_WHAT IS ASKED_
For the data that follows, report how many lines contain the word "Dependents", and nothing else.

----

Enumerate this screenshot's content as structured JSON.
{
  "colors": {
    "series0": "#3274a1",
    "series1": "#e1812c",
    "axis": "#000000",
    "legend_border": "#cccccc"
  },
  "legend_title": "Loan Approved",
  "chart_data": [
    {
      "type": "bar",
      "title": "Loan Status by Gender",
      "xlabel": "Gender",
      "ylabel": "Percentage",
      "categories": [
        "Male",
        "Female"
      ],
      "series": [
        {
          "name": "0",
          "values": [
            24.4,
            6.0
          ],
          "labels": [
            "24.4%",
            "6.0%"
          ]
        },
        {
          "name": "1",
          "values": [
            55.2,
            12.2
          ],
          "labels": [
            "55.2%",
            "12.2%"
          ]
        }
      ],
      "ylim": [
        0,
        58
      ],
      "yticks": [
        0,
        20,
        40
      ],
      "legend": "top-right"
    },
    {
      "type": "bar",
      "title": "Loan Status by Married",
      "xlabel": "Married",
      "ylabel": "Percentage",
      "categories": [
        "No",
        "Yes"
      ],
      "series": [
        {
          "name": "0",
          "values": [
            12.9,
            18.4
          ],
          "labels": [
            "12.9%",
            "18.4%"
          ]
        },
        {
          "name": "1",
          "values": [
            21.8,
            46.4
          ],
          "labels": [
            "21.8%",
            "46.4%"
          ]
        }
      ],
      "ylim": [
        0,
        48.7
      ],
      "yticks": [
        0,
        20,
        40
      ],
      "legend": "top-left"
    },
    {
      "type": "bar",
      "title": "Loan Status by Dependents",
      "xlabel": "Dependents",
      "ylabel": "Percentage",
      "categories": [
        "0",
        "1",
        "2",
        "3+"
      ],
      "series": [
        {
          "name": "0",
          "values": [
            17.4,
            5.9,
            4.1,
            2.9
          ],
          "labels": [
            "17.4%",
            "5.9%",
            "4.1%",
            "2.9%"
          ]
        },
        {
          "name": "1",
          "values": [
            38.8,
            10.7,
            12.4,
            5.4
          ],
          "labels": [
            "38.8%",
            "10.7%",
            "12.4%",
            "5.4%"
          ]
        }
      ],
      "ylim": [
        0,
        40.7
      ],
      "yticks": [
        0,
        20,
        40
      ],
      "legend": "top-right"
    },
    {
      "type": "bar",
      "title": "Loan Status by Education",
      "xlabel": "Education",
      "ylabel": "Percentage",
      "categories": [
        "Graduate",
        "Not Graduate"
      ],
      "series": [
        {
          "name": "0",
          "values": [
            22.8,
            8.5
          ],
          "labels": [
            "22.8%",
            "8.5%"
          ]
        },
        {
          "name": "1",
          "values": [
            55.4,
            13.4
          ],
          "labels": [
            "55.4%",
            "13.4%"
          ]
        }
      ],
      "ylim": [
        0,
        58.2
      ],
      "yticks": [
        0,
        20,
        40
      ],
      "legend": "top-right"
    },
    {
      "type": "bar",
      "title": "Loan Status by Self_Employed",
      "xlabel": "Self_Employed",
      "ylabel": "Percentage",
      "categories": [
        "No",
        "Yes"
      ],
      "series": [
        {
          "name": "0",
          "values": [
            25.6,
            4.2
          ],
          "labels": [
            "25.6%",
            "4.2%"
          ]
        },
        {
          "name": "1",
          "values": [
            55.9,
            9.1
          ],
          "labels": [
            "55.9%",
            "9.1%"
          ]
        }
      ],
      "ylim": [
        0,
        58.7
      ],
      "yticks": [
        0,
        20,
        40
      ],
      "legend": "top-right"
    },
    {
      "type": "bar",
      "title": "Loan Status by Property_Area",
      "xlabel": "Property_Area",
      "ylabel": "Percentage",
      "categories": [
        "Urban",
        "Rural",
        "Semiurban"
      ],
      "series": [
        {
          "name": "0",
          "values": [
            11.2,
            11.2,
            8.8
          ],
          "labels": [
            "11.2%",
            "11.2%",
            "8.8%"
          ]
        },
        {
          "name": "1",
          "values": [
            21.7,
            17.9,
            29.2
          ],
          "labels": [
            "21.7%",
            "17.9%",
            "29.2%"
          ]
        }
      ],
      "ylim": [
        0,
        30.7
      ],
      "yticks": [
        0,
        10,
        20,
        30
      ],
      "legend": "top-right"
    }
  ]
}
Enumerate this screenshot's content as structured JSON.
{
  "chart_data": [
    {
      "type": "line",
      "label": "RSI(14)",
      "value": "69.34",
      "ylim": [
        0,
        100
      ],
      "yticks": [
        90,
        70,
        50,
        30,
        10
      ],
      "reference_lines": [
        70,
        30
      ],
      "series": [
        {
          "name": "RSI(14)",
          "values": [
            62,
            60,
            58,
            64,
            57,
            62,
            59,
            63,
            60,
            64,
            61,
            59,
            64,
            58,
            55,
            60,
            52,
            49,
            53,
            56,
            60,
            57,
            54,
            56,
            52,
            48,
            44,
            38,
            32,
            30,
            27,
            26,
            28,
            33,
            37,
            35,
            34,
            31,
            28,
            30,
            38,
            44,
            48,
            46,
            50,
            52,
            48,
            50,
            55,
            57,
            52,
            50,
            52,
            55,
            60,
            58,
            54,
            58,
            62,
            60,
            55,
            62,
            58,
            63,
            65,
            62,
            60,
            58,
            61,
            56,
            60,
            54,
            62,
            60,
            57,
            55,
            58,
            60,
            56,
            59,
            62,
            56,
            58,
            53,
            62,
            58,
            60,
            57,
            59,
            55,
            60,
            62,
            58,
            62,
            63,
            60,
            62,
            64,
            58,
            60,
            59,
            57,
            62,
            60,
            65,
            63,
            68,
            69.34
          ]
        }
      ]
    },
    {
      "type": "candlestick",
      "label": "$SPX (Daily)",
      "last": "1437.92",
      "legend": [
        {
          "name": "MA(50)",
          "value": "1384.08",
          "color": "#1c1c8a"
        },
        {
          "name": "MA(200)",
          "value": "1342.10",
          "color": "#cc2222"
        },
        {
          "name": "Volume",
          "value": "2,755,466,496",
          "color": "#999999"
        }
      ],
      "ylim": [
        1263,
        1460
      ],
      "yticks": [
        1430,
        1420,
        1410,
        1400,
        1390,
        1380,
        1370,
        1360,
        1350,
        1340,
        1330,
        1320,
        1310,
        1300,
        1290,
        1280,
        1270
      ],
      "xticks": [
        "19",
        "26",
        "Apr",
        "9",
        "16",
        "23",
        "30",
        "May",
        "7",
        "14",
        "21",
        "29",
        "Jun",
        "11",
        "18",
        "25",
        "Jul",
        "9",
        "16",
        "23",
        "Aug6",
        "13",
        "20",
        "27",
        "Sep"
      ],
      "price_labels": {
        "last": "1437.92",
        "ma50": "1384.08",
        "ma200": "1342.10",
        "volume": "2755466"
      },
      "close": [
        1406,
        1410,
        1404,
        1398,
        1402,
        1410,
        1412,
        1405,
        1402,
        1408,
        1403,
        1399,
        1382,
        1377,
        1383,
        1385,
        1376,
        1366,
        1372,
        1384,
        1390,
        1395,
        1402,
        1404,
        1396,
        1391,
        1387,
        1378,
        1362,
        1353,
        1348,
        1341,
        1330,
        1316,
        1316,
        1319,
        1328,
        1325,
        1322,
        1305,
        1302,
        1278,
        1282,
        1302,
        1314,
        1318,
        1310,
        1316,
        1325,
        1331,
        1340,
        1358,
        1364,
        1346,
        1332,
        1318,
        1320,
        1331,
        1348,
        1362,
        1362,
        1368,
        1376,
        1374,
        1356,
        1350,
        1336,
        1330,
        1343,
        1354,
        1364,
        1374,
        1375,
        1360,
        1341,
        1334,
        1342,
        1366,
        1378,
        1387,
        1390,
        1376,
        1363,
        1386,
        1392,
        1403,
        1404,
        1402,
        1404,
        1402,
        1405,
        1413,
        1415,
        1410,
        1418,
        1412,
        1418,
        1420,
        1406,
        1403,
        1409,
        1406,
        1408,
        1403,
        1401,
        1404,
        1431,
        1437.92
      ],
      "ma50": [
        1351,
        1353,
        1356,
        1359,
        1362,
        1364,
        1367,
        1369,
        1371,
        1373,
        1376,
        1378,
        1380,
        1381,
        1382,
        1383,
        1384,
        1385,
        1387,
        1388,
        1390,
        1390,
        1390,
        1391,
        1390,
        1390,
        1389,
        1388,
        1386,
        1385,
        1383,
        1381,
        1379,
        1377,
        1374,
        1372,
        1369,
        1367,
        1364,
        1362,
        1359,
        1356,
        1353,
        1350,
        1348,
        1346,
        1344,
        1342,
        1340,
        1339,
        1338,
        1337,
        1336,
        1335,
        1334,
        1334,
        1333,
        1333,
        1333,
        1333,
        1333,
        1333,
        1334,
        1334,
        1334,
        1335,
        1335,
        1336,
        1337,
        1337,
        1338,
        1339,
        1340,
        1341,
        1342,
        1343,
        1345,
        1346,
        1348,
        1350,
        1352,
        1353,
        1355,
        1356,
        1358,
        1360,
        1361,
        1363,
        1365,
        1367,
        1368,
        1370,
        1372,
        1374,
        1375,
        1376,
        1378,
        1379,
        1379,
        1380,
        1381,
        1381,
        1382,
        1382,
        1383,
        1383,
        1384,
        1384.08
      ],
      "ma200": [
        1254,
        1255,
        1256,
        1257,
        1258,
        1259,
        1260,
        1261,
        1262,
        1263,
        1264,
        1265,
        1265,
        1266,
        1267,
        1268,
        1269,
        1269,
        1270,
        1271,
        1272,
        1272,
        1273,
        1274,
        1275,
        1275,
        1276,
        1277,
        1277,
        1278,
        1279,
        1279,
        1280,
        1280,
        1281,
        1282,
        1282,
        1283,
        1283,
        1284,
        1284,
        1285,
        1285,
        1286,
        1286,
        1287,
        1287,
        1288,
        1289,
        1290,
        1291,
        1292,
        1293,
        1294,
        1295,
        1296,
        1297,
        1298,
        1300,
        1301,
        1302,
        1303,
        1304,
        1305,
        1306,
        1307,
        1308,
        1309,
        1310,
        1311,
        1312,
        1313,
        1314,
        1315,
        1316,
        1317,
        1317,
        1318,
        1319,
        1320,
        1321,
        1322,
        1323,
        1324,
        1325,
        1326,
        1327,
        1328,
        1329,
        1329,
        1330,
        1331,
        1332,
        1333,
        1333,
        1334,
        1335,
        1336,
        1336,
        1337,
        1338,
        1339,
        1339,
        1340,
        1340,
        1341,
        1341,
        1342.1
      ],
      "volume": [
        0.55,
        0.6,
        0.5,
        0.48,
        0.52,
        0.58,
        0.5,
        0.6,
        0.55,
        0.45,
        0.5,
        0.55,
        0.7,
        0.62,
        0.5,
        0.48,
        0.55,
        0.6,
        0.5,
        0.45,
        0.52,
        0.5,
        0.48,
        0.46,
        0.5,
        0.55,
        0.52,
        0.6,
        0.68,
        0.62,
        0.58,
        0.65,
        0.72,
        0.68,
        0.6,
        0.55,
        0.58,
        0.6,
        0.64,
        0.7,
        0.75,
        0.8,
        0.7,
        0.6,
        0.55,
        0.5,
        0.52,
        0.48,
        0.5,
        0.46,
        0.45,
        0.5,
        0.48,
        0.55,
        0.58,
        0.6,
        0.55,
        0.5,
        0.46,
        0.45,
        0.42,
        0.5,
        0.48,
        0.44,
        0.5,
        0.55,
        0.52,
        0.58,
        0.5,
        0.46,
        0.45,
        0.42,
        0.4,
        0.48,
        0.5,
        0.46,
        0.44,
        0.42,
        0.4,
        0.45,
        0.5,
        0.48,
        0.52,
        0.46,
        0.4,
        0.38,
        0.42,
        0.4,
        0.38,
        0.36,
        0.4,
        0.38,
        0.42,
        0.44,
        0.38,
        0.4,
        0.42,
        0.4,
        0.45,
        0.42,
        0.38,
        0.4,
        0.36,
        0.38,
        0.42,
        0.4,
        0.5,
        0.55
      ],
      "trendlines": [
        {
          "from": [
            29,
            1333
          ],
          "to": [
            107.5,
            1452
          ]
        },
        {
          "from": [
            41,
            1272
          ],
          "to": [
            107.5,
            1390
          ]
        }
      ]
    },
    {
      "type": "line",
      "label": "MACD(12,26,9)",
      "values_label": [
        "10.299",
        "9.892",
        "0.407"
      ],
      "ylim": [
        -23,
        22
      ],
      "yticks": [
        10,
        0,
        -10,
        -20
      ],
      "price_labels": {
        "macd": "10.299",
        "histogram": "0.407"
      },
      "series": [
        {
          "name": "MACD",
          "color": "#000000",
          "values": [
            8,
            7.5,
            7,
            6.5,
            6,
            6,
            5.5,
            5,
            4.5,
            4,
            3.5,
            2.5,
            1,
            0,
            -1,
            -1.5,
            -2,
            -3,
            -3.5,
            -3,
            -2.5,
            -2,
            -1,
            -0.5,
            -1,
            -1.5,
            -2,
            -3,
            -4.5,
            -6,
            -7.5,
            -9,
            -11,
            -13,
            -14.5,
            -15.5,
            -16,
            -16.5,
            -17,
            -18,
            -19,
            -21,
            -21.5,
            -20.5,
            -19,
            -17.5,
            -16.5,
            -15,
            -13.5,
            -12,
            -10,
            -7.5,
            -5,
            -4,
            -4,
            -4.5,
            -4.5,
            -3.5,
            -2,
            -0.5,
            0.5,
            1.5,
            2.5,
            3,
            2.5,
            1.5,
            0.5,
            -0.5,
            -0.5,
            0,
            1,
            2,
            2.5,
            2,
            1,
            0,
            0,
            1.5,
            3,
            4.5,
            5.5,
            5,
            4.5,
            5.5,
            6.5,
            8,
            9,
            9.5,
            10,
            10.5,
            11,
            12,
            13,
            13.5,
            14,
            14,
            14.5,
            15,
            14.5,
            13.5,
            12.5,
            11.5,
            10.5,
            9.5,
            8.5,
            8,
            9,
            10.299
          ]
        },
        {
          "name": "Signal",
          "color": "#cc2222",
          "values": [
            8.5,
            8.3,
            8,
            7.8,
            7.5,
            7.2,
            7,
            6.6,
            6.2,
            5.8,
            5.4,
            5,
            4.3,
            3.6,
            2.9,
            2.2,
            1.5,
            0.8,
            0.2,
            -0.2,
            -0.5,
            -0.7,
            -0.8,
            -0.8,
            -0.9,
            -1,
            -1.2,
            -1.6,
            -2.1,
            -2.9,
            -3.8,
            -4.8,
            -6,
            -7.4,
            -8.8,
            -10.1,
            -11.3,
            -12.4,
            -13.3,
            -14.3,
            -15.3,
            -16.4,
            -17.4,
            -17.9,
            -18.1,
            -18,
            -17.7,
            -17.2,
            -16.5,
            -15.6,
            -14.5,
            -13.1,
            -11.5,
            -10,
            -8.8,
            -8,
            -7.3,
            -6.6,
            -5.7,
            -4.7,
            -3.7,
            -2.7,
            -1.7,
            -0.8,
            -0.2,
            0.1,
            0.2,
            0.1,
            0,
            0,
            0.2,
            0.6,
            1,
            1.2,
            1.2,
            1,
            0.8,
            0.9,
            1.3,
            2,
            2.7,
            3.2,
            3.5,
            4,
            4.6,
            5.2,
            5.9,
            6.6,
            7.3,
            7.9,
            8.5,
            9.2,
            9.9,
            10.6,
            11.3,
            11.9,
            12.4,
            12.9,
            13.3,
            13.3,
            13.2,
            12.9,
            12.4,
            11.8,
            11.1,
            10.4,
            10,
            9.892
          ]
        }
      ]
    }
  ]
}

----

_THE RESULT_
2